◆ **STATED PROBLEM**: Identify the lines that contain the string "title", then copy each of them.
|---|
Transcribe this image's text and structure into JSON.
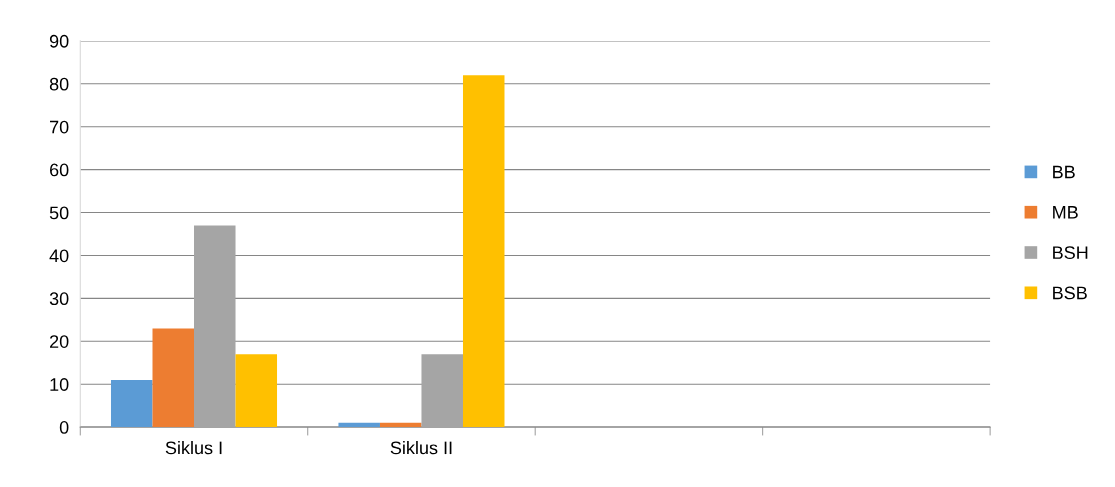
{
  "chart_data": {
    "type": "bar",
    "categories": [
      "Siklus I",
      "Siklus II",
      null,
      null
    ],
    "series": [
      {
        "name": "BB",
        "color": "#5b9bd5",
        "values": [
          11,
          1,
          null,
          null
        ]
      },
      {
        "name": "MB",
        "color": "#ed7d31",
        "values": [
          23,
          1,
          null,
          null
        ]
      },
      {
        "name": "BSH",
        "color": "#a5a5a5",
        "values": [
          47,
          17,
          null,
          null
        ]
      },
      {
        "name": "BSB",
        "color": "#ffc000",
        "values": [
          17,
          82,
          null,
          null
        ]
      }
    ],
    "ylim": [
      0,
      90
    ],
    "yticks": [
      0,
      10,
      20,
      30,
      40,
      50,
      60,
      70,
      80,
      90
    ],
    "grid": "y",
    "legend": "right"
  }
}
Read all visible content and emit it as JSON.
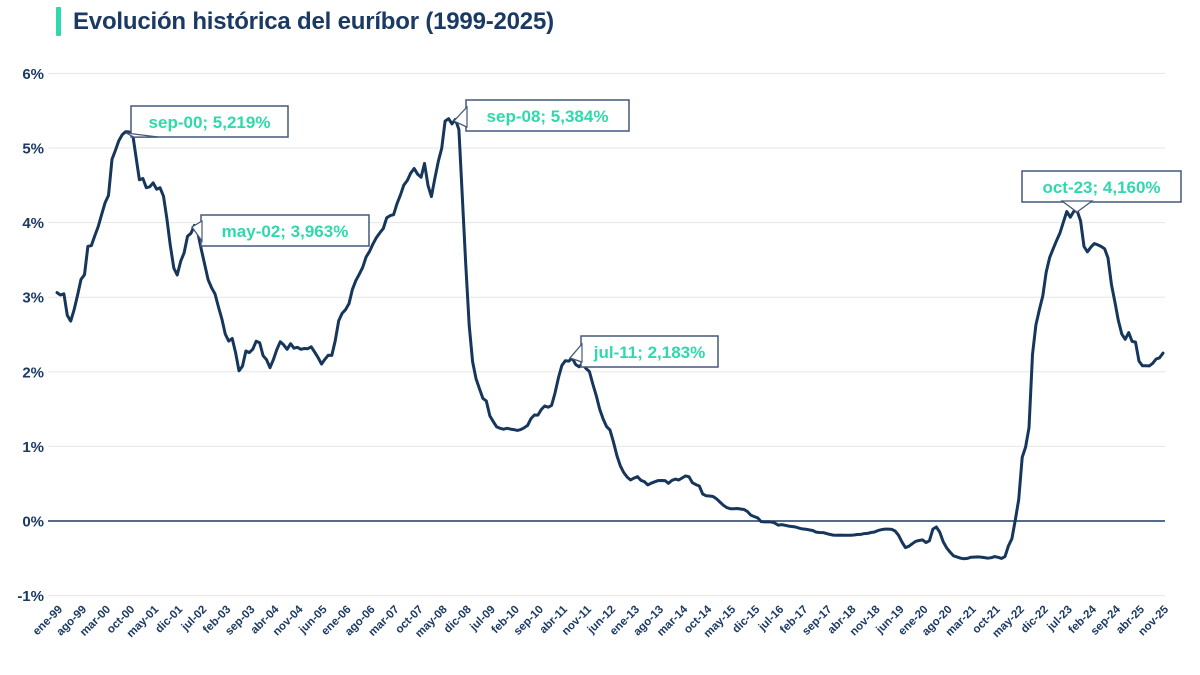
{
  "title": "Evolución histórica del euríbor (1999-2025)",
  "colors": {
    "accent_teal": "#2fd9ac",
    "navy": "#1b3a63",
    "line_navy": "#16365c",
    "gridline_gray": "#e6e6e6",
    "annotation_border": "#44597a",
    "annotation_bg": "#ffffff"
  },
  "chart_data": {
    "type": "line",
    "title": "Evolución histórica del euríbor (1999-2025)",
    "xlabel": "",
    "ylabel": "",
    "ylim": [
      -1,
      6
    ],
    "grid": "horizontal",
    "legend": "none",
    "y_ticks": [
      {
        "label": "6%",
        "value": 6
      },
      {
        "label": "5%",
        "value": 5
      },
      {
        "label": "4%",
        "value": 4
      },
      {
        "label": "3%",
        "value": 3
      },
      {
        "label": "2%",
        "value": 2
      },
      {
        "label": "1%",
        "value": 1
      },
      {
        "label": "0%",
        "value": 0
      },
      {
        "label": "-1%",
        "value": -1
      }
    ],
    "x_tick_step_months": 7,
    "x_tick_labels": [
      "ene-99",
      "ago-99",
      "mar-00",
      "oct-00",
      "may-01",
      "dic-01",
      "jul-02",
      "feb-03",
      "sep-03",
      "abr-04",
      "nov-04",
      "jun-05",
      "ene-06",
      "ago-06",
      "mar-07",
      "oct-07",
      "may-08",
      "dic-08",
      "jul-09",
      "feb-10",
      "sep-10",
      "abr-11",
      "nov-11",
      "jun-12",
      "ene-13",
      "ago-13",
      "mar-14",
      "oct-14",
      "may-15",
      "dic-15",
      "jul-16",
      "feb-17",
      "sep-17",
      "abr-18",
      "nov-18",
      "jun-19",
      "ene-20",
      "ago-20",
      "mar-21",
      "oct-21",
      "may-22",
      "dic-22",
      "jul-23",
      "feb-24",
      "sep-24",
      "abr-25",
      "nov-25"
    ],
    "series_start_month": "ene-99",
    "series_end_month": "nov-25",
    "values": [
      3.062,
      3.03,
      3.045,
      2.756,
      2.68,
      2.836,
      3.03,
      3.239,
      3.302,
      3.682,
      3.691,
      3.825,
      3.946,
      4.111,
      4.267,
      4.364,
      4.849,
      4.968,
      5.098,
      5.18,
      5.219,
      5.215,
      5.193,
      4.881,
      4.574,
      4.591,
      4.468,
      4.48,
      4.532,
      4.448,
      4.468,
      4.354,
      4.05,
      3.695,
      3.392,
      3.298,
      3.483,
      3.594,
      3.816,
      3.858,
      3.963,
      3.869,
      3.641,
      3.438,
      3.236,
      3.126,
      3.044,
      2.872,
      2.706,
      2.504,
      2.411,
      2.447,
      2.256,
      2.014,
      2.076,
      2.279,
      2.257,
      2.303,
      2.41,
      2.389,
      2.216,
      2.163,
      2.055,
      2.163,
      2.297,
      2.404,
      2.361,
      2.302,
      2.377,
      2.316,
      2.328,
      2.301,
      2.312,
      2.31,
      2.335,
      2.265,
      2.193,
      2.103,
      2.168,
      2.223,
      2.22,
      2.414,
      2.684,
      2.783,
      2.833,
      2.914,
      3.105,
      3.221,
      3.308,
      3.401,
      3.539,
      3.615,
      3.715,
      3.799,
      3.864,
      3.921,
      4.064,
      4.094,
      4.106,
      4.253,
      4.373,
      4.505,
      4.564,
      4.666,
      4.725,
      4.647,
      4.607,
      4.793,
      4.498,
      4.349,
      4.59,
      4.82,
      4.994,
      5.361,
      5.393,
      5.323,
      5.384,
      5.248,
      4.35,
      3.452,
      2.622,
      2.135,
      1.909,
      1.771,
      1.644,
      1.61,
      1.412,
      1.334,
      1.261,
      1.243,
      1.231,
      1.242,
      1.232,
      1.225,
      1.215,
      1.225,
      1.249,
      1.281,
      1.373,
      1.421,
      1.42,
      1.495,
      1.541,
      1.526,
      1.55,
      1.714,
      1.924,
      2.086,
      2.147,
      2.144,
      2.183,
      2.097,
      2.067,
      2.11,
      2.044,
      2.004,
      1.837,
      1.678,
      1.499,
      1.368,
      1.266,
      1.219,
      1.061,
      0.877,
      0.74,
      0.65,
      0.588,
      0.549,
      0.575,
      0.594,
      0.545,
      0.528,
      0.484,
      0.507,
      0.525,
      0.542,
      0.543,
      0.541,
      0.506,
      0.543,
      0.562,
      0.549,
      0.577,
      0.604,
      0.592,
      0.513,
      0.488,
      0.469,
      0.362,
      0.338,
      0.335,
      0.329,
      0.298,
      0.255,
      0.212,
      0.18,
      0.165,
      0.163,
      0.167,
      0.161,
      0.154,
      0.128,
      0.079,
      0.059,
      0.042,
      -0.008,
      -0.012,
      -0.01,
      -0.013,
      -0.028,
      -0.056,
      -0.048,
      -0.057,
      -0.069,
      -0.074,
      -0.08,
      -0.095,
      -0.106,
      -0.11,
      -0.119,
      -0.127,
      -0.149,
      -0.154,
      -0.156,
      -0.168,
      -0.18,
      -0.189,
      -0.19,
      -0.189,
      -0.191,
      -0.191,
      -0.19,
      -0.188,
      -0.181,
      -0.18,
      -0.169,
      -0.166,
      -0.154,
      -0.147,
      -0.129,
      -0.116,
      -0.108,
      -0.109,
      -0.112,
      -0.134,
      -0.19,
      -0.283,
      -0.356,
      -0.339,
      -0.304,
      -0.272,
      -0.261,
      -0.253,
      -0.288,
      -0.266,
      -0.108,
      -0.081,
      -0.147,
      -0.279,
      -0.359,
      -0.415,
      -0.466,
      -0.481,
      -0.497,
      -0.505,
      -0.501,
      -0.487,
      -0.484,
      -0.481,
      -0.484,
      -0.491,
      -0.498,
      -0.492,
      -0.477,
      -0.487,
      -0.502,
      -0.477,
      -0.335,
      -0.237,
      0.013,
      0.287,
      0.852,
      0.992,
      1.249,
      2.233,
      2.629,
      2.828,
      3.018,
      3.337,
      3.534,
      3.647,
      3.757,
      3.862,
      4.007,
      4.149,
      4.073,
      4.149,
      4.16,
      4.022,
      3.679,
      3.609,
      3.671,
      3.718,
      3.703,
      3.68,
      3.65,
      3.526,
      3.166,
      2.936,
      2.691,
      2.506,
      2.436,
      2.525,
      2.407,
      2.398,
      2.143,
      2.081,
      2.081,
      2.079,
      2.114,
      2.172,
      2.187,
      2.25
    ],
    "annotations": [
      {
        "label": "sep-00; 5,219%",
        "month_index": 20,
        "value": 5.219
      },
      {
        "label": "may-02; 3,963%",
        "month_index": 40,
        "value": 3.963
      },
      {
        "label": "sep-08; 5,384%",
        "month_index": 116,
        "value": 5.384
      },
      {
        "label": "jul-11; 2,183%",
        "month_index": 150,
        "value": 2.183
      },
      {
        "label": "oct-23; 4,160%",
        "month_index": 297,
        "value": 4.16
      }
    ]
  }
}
|---|
◆ **CORRECT ANSWER**:
  "title": "Evolución histórica del euríbor (1999-2025)",
    "title": "Evolución histórica del euríbor (1999-2025)",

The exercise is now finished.